[Figure collection entries]
____________
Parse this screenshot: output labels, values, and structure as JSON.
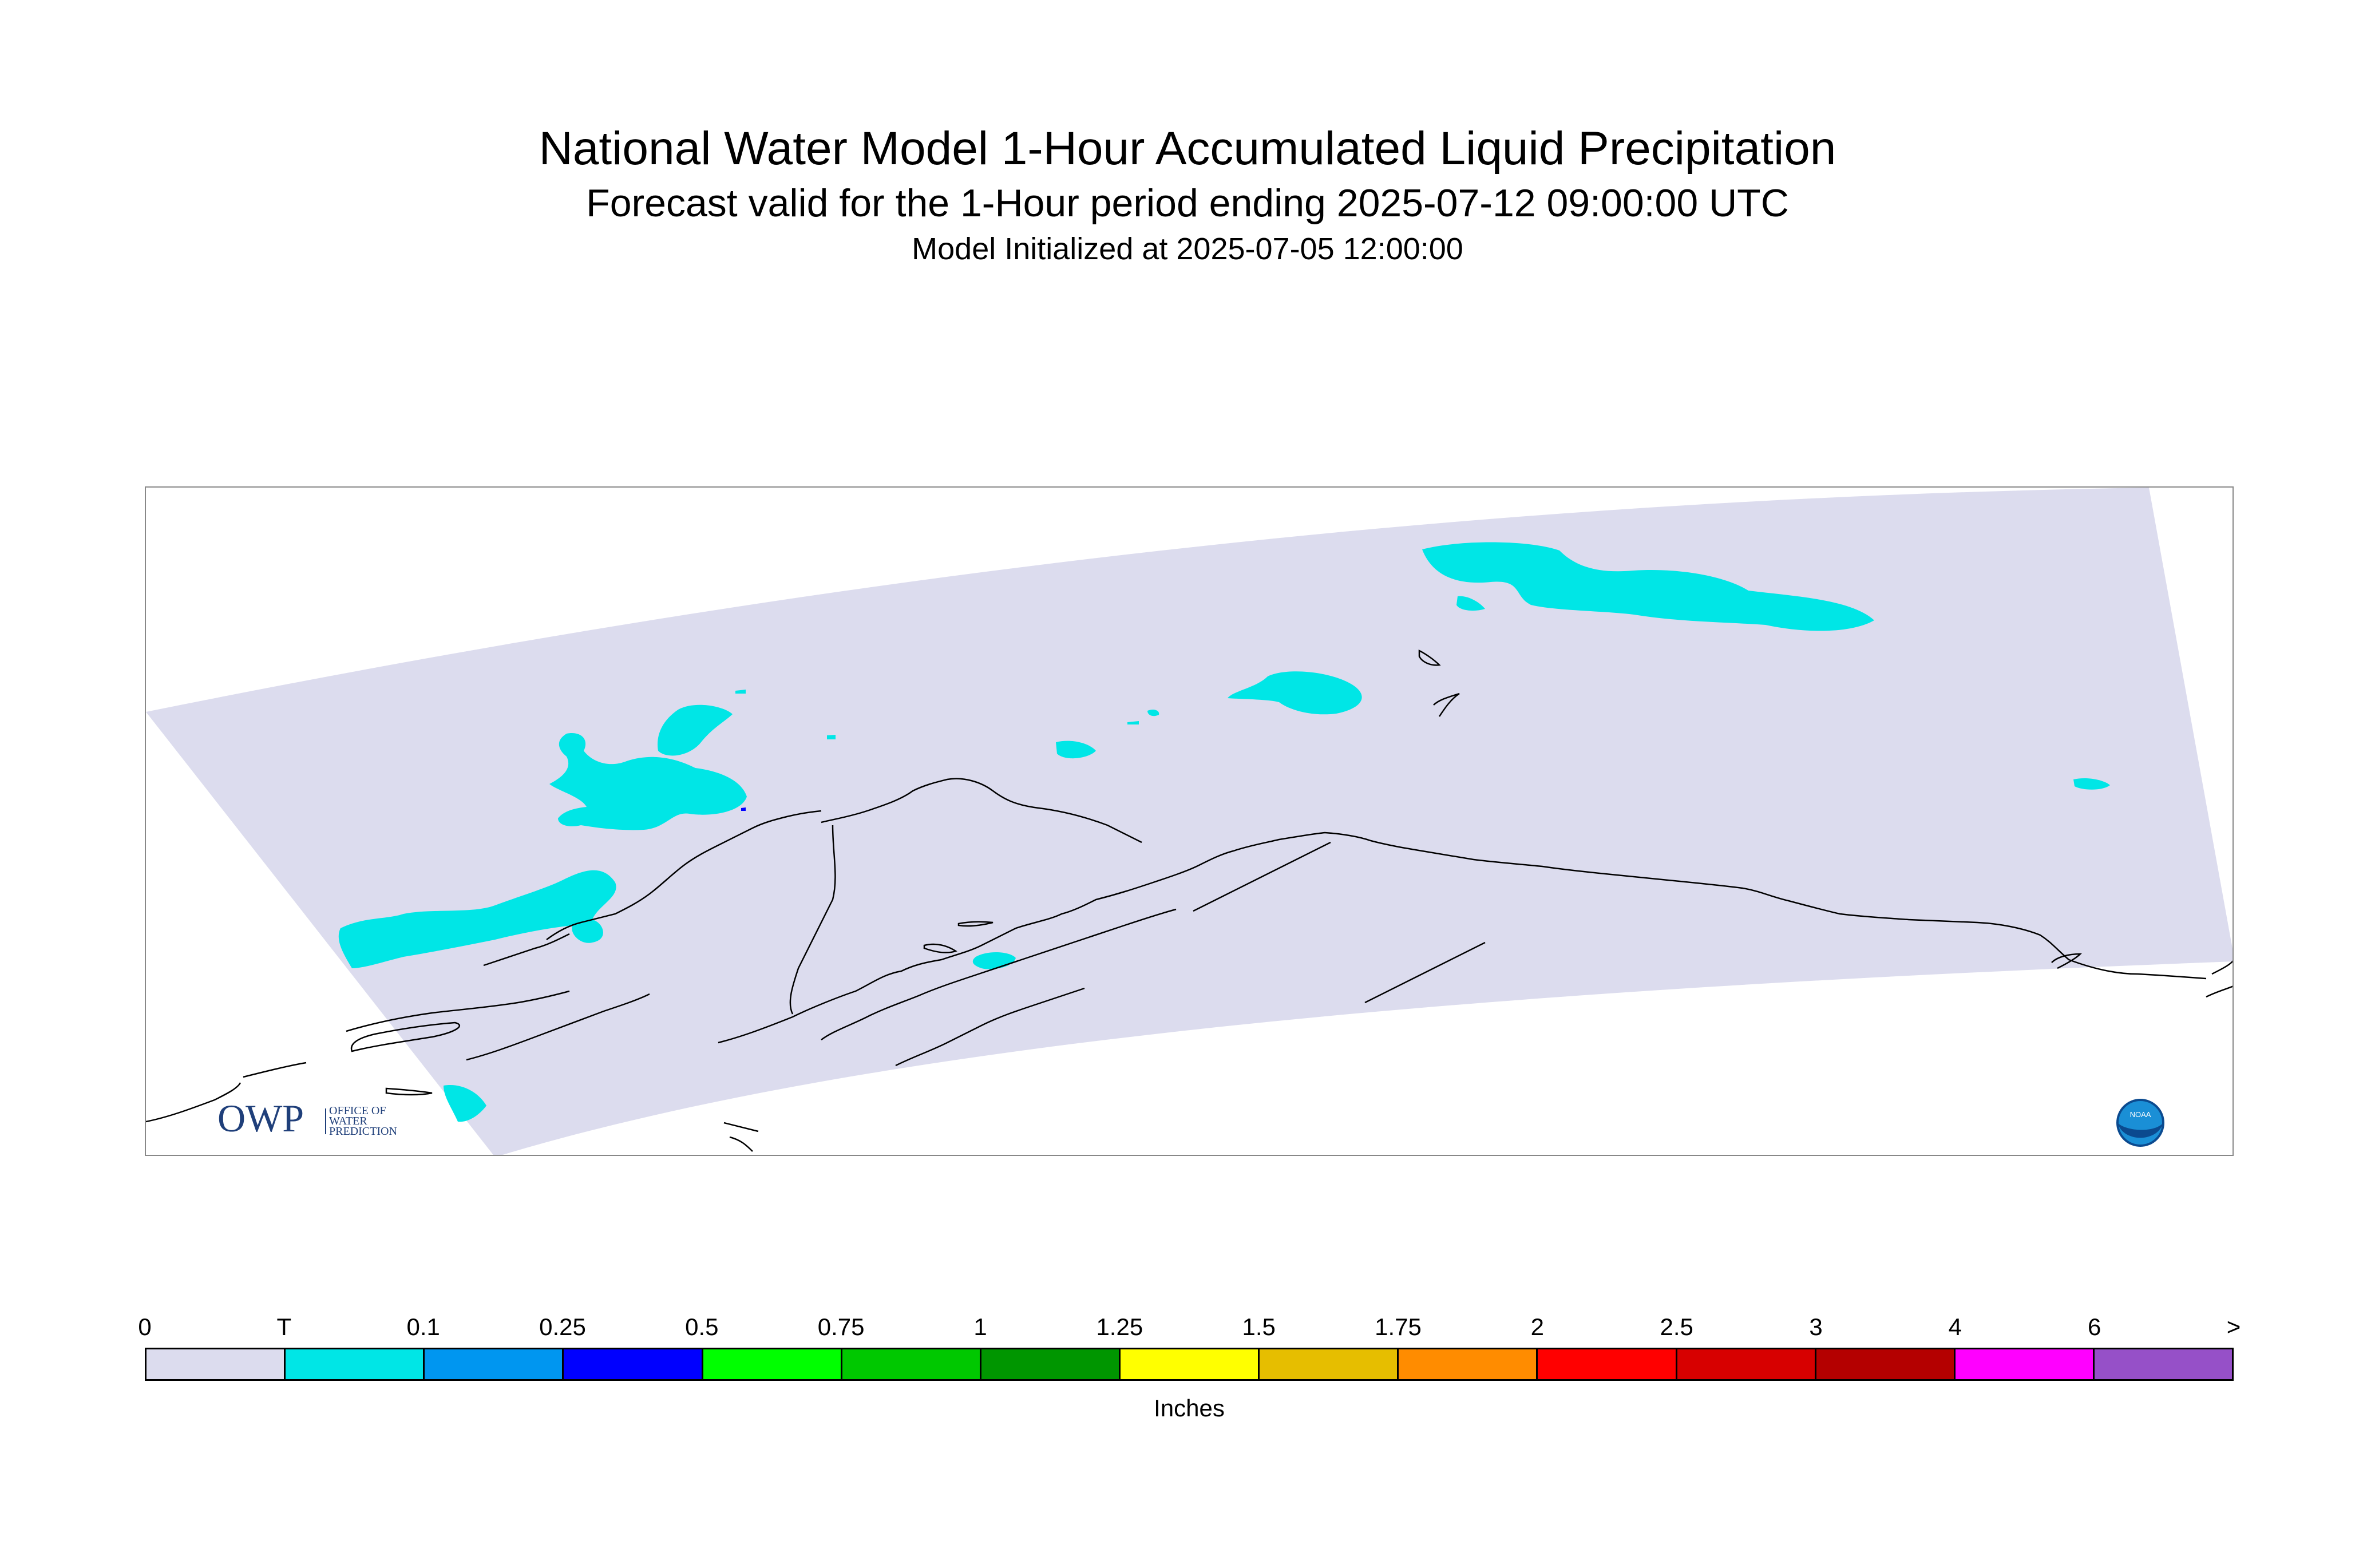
{
  "header": {
    "title": "National Water Model 1-Hour Accumulated Liquid Precipitation",
    "subtitle": "Forecast valid for the 1-Hour period ending 2025-07-12 09:00:00 UTC",
    "init": "Model Initialized at 2025-07-05 12:00:00"
  },
  "map": {
    "domain_fill": "#dcdcee",
    "precip_color_trace": "#00e6e6",
    "precip_color_025": "#0000ff",
    "coast_color": "#000000"
  },
  "logos": {
    "owp_text": "OWP",
    "owp_sub_1": "OFFICE OF",
    "owp_sub_2": "WATER",
    "owp_sub_3": "PREDICTION",
    "noaa_text": "NOAA"
  },
  "legend": {
    "tick_labels": [
      "0",
      "T",
      "0.1",
      "0.25",
      "0.5",
      "0.75",
      "1",
      "1.25",
      "1.5",
      "1.75",
      "2",
      "2.5",
      "3",
      "4",
      "6",
      ">"
    ],
    "colors": [
      "#dcdcee",
      "#00e6e6",
      "#0096f0",
      "#0000ff",
      "#00ff00",
      "#00c800",
      "#009600",
      "#ffff00",
      "#e6be00",
      "#ff8c00",
      "#ff0000",
      "#d70000",
      "#b40000",
      "#ff00ff",
      "#9650c8"
    ],
    "unit": "Inches"
  }
}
____________
_To be done_.
Make an exact copy of the listing above. Do not include the pictures.

_In response_.
Parse this screenshot: output labels, values, and structure as JSON.
{
  "header": {
    "title": "National Water Model 1-Hour Accumulated Liquid Precipitation",
    "subtitle": "Forecast valid for the 1-Hour period ending 2025-07-12 09:00:00 UTC",
    "init": "Model Initialized at 2025-07-05 12:00:00"
  },
  "map": {
    "domain_fill": "#dcdcee",
    "precip_color_trace": "#00e6e6",
    "precip_color_025": "#0000ff",
    "coast_color": "#000000"
  },
  "logos": {
    "owp_text": "OWP",
    "owp_sub_1": "OFFICE OF",
    "owp_sub_2": "WATER",
    "owp_sub_3": "PREDICTION",
    "noaa_text": "NOAA"
  },
  "legend": {
    "tick_labels": [
      "0",
      "T",
      "0.1",
      "0.25",
      "0.5",
      "0.75",
      "1",
      "1.25",
      "1.5",
      "1.75",
      "2",
      "2.5",
      "3",
      "4",
      "6",
      ">"
    ],
    "colors": [
      "#dcdcee",
      "#00e6e6",
      "#0096f0",
      "#0000ff",
      "#00ff00",
      "#00c800",
      "#009600",
      "#ffff00",
      "#e6be00",
      "#ff8c00",
      "#ff0000",
      "#d70000",
      "#b40000",
      "#ff00ff",
      "#9650c8"
    ],
    "unit": "Inches"
  }
}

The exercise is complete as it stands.